## WORK TO BE COMPLETED
Please print everything in the school transportation software text from "Servicefinder also connects" down to "consultant for TransTraks.", word for word.

## EXTRACT
--
Additionally, the software allows the transportation department to maximize its bus capacity by automatically assigning students to stops and factoring in bell times, maximum ride times, and special equipment that students need, and matches them with the available buses.
The vMax Compass routing platform was developed by U.S. Computing in partnership with Seon.
Servicefinder, now a browser-based solution, is a stand-alone product that can manage preventive maintenance scheduling, work orders and parts inventories in one place, says Frank Gazely, vice president of client relations at Transfinder.
Transfinder recently expanded Servicefinder’s capabilities to accommodate a rise in schools sharing resources due to budgetary reasons, to make that easier, Gazeley notes. The shop or school district can take on work from other districts and separate information on sharing fuel purchasing, and parts and vehicle purchasing.
“For example, if I am helping school district A because it’s a small district, I may be managing their fleet [along with] several others,” he explains. “The system can separate those individual entities and provide reports [with] the metrics to see how well the organization is operating with those businesses, and provide metrics to the schools.”
Servicefinder also connects to devices on each bus that capture those data for use in maintenance forecasting and sends maintenance alerts.
TransTraks Routing Module is the quickest product on the market to get up and running on the cloud, says Robert Jacobus, senior consultant for TransTraks.
TransTraks routing offers features such as run cutting, route optimization, mapping, student eligibility, driver time keeping and a dispatch center. With easy to find tools, routing can identify exact driver hours from check-in to leave-yard times, according to the supplier. Those routing hours can in turn be seen by a field trip coordinator to determine if that driver will go over hours for an upcoming trip. A field trip module, web trip school request site and fleet maintenance module come with the product as part of the cost of the cloud service.
Versatrans Routing and Planning integrates routing and fleet information to help optimize routing resources, with a one-touch feature that creates routes using the vehicles and the resources the customer has to work with, says Sam Catalano, manager of product management at Tyler Technologies.
The software factors in criteria such as how many students can ride on each bus and how long routes should run, evaluates different routing scenarios and selects the most efficient way to run a set of stops.
--
## RECORD SET
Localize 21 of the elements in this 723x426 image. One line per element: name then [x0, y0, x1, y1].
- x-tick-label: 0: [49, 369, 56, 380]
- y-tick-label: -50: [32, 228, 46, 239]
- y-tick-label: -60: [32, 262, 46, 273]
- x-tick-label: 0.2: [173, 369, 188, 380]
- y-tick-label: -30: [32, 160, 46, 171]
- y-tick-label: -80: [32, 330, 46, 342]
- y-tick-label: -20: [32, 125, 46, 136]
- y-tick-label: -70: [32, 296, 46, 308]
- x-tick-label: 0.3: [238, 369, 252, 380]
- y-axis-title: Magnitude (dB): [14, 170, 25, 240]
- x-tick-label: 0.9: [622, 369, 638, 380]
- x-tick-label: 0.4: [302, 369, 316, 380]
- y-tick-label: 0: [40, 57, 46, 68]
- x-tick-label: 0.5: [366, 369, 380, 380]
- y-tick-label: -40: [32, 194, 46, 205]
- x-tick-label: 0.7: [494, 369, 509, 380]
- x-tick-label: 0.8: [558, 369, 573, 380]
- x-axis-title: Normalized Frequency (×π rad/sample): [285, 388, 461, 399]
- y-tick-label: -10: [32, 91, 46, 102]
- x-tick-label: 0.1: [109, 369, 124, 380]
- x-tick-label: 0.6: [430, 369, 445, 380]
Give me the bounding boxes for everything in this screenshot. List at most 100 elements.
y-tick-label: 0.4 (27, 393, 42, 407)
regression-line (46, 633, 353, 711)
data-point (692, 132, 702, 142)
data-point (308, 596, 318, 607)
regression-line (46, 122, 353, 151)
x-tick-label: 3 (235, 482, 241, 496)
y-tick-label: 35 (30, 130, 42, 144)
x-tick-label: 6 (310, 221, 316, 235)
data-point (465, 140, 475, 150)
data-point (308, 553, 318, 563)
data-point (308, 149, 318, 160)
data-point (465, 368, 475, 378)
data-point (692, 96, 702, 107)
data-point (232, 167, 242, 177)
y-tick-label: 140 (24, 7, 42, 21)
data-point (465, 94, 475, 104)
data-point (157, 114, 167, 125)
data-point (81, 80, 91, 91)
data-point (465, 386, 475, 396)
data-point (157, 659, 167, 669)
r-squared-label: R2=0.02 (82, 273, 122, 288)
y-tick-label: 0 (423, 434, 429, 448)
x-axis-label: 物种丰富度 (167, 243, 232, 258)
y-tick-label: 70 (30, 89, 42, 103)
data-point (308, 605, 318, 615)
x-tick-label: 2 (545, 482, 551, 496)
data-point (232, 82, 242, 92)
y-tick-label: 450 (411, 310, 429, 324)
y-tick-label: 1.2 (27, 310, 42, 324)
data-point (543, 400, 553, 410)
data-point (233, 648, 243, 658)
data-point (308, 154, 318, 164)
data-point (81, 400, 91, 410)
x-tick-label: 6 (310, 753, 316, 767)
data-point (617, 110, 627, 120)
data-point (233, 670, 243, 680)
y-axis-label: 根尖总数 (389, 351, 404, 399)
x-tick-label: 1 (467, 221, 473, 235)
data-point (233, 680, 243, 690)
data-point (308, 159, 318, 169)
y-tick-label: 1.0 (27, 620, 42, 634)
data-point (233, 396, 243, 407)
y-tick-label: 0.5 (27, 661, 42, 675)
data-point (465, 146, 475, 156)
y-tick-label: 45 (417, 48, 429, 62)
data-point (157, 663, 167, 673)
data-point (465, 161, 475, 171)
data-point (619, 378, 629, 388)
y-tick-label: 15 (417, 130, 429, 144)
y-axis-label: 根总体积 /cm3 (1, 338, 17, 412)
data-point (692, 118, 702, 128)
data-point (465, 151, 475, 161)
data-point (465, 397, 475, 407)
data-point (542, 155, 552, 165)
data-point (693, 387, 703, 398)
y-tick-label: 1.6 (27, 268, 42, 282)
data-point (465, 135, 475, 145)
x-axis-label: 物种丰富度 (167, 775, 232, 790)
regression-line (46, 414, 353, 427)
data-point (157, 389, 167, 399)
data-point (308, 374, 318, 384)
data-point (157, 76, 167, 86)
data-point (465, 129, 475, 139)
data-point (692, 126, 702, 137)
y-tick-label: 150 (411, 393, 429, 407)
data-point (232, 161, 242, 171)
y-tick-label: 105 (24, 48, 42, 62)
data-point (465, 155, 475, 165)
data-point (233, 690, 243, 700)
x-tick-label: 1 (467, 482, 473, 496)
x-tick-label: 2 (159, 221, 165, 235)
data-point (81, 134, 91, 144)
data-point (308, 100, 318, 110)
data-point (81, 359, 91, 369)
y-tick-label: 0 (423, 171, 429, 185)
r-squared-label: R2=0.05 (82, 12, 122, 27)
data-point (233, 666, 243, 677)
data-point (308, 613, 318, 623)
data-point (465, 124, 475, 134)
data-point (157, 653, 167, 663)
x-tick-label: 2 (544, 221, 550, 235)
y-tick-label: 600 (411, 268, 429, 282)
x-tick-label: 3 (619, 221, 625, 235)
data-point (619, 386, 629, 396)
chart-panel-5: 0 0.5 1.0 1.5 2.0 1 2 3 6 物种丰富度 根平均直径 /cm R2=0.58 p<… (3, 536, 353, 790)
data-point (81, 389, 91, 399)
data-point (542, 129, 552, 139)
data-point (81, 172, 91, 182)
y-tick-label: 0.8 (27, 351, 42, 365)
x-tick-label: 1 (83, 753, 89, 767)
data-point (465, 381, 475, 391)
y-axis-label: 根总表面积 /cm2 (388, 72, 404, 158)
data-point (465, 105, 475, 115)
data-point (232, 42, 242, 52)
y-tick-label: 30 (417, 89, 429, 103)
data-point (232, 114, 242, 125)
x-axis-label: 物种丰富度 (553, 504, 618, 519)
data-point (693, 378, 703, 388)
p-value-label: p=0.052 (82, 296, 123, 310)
--
## RESPONSE AREA
Servicefinder also connects to devices on each bus that capture those data for use in maintenance forecasting and sends maintenance alerts.
TransTraks Routing Module is the quickest product on the market to get up and running on the cloud, says Robert Jacobus, senior consultant for TransTraks.